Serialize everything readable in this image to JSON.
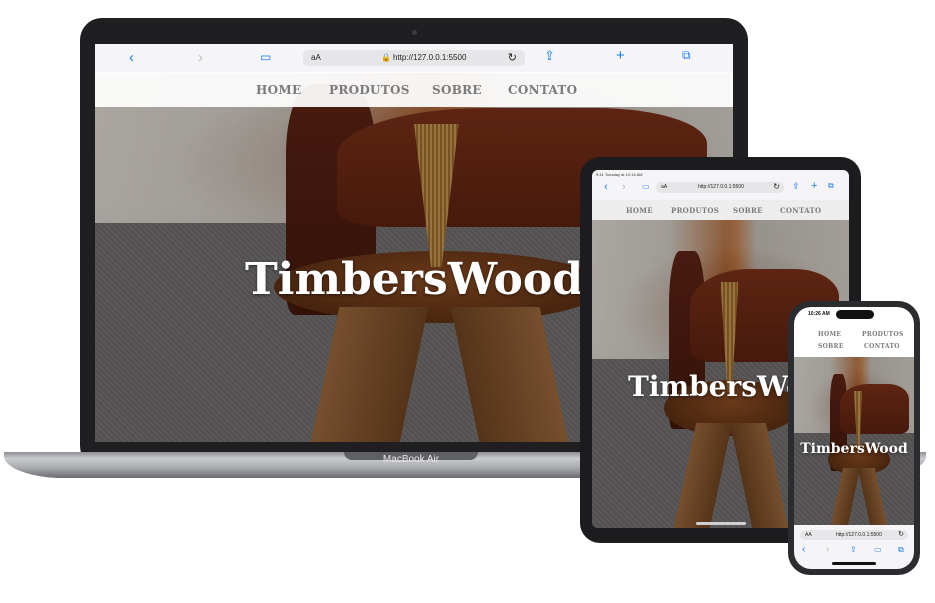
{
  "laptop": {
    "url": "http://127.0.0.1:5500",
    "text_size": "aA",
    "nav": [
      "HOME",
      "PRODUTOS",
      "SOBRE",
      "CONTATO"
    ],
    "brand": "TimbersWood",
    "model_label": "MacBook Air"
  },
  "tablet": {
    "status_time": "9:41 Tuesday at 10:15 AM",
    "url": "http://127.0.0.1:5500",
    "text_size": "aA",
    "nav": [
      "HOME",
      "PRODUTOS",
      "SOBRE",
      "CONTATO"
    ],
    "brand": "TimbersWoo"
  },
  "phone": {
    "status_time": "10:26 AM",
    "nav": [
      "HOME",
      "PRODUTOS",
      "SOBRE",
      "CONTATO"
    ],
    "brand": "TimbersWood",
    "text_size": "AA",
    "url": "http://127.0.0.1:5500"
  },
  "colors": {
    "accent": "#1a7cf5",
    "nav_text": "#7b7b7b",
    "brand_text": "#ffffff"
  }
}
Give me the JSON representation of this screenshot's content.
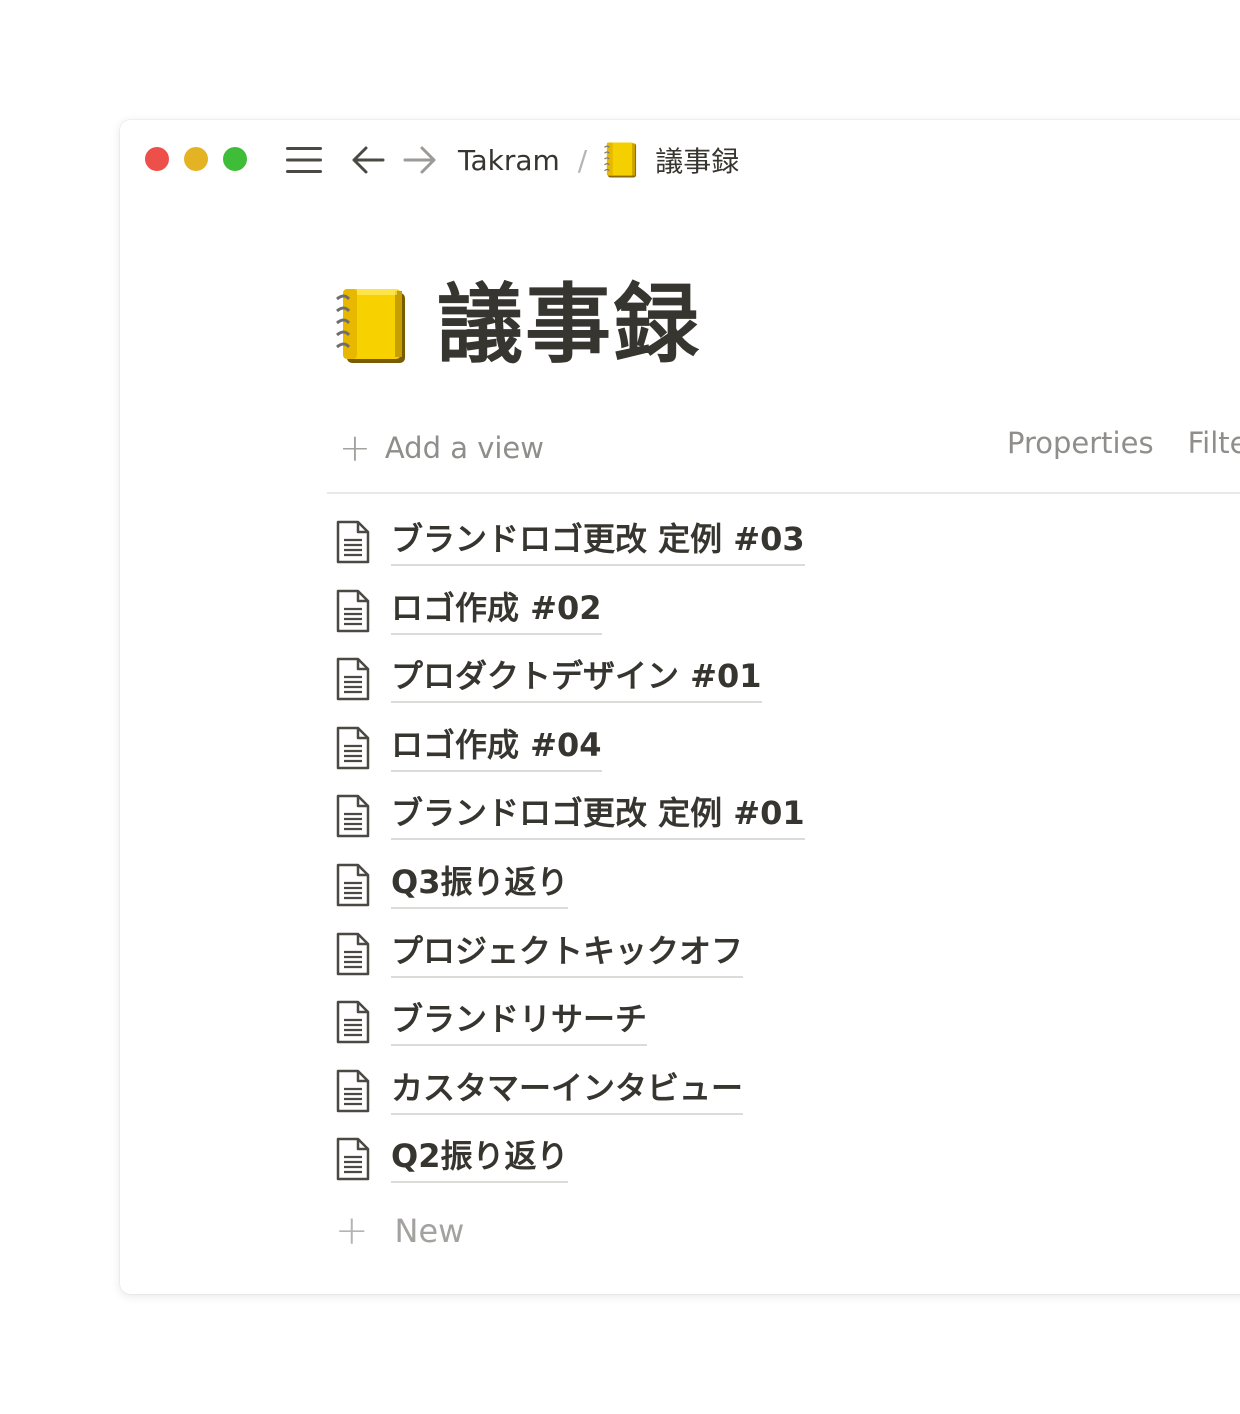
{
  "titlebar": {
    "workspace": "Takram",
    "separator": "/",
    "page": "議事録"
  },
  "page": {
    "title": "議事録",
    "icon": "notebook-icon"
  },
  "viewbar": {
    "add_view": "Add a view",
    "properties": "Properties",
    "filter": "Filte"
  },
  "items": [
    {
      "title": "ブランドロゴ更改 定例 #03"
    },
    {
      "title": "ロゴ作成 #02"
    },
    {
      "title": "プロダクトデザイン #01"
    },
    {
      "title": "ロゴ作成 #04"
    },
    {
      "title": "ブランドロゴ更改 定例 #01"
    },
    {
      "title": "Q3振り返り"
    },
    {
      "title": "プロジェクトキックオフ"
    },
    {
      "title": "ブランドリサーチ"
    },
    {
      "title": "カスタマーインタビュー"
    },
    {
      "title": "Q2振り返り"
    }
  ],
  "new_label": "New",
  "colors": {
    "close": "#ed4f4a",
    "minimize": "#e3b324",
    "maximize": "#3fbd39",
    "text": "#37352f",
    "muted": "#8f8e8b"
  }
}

> [WORK REQUIRED] Give all the entries again exactly, dropping each picture.

> [TASK OUTPUT]
Serialize everything readable in this image to JSON.
{
  "laptop": {
    "url": "http://127.0.0.1:5500",
    "text_size": "aA",
    "nav": [
      "HOME",
      "PRODUTOS",
      "SOBRE",
      "CONTATO"
    ],
    "brand": "TimbersWood",
    "model_label": "MacBook Air"
  },
  "tablet": {
    "status_time": "9:41 Tuesday at 10:15 AM",
    "url": "http://127.0.0.1:5500",
    "text_size": "aA",
    "nav": [
      "HOME",
      "PRODUTOS",
      "SOBRE",
      "CONTATO"
    ],
    "brand": "TimbersWoo"
  },
  "phone": {
    "status_time": "10:26 AM",
    "nav": [
      "HOME",
      "PRODUTOS",
      "SOBRE",
      "CONTATO"
    ],
    "brand": "TimbersWood",
    "text_size": "AA",
    "url": "http://127.0.0.1:5500"
  },
  "colors": {
    "accent": "#1a7cf5",
    "nav_text": "#7b7b7b",
    "brand_text": "#ffffff"
  }
}
Give me the JSON representation of this screenshot's content.
{
  "titlebar": {
    "workspace": "Takram",
    "separator": "/",
    "page": "議事録"
  },
  "page": {
    "title": "議事録",
    "icon": "notebook-icon"
  },
  "viewbar": {
    "add_view": "Add a view",
    "properties": "Properties",
    "filter": "Filte"
  },
  "items": [
    {
      "title": "ブランドロゴ更改 定例 #03"
    },
    {
      "title": "ロゴ作成 #02"
    },
    {
      "title": "プロダクトデザイン #01"
    },
    {
      "title": "ロゴ作成 #04"
    },
    {
      "title": "ブランドロゴ更改 定例 #01"
    },
    {
      "title": "Q3振り返り"
    },
    {
      "title": "プロジェクトキックオフ"
    },
    {
      "title": "ブランドリサーチ"
    },
    {
      "title": "カスタマーインタビュー"
    },
    {
      "title": "Q2振り返り"
    }
  ],
  "new_label": "New",
  "colors": {
    "close": "#ed4f4a",
    "minimize": "#e3b324",
    "maximize": "#3fbd39",
    "text": "#37352f",
    "muted": "#8f8e8b"
  }
}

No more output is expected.